▶ **Task**
Below you will find a set of lines. Repeat them all exactly.

▶ **Saved entries**

------------------------------------------------------------------------

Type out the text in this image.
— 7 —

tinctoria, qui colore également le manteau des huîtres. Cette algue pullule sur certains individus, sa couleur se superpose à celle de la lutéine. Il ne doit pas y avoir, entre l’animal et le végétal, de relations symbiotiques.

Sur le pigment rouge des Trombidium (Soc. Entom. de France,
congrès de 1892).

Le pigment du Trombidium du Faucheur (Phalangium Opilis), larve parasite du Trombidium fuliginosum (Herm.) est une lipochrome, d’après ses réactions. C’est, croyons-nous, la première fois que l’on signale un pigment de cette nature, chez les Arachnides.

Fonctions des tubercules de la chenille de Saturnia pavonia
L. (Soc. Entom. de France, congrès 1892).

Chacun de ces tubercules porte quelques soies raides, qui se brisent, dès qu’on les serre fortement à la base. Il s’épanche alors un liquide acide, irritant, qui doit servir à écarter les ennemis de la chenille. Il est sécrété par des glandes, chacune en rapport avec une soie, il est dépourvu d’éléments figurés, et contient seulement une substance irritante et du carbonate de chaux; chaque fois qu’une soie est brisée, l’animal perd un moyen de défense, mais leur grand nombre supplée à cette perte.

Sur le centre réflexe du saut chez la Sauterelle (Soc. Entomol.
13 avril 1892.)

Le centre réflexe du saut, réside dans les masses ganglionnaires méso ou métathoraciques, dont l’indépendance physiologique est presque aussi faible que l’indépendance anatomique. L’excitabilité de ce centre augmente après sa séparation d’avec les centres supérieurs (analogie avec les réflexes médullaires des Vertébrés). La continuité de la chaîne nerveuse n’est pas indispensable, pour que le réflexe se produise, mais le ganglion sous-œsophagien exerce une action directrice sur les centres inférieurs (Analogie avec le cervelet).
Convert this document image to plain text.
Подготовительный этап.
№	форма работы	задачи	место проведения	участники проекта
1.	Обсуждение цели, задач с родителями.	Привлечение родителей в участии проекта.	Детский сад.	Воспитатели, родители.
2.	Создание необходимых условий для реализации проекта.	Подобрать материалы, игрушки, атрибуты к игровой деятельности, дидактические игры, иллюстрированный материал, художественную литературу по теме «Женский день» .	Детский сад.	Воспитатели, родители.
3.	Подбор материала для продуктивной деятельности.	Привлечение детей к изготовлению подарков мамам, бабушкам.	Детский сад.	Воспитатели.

------------------------------------------------------------------------

▶ **Result for this exercise**
Type out the text in this image.
— 7 —

tinctoria, qui colore également le manteau des huîtres. Cette algue pullule sur certains individus, sa couleur se superpose à celle de la lutéine. Il ne doit pas y avoir, entre l’animal et le végétal, de relations symbiotiques.

Sur le pigment rouge des Trombidium (Soc. Entom. de France,
congrès de 1892).

Le pigment du Trombidium du Faucheur (Phalangium Opilis), larve parasite du Trombidium fuliginosum (Herm.) est une lipochrome, d’après ses réactions. C’est, croyons-nous, la première fois que l’on signale un pigment de cette nature, chez les Arachnides.

Fonctions des tubercules de la chenille de Saturnia pavonia
L. (Soc. Entom. de France, congrès 1892).

Chacun de ces tubercules porte quelques soies raides, qui se brisent, dès qu’on les serre fortement à la base. Il s’épanche alors un liquide acide, irritant, qui doit servir à écarter les ennemis de la chenille. Il est sécrété par des glandes, chacune en rapport avec une soie, il est dépourvu d’éléments figurés, et contient seulement une substance irritante et du carbonate de chaux; chaque fois qu’une soie est brisée, l’animal perd un moyen de défense, mais leur grand nombre supplée à cette perte.

Sur le centre réflexe du saut chez la Sauterelle (Soc. Entomol.
13 avril 1892.)

Le centre réflexe du saut, réside dans les masses ganglionnaires méso ou métathoraciques, dont l’indépendance physiologique est presque aussi faible que l’indépendance anatomique. L’excitabilité de ce centre augmente après sa séparation d’avec les centres supérieurs (analogie avec les réflexes médullaires des Vertébrés). La continuité de la chaîne nerveuse n’est pas indispensable, pour que le réflexe se produise, mais le ganglion sous-œsophagien exerce une action directrice sur les centres inférieurs (Analogie avec le cervelet).
Convert this document image to plain text.
Подготовительный этап.
№	форма работы	задачи	место проведения	участники проекта
1.	Обсуждение цели, задач с родителями.	Привлечение родителей в участии проекта.	Детский сад.	Воспитатели, родители.
2.	Создание необходимых условий для реализации проекта.	Подобрать материалы, игрушки, атрибуты к игровой деятельности, дидактические игры, иллюстрированный материал, художественную литературу по теме «Женский день» .	Детский сад.	Воспитатели, родители.
3.	Подбор материала для продуктивной деятельности.	Привлечение детей к изготовлению подарков мамам, бабушкам.	Детский сад.	Воспитатели.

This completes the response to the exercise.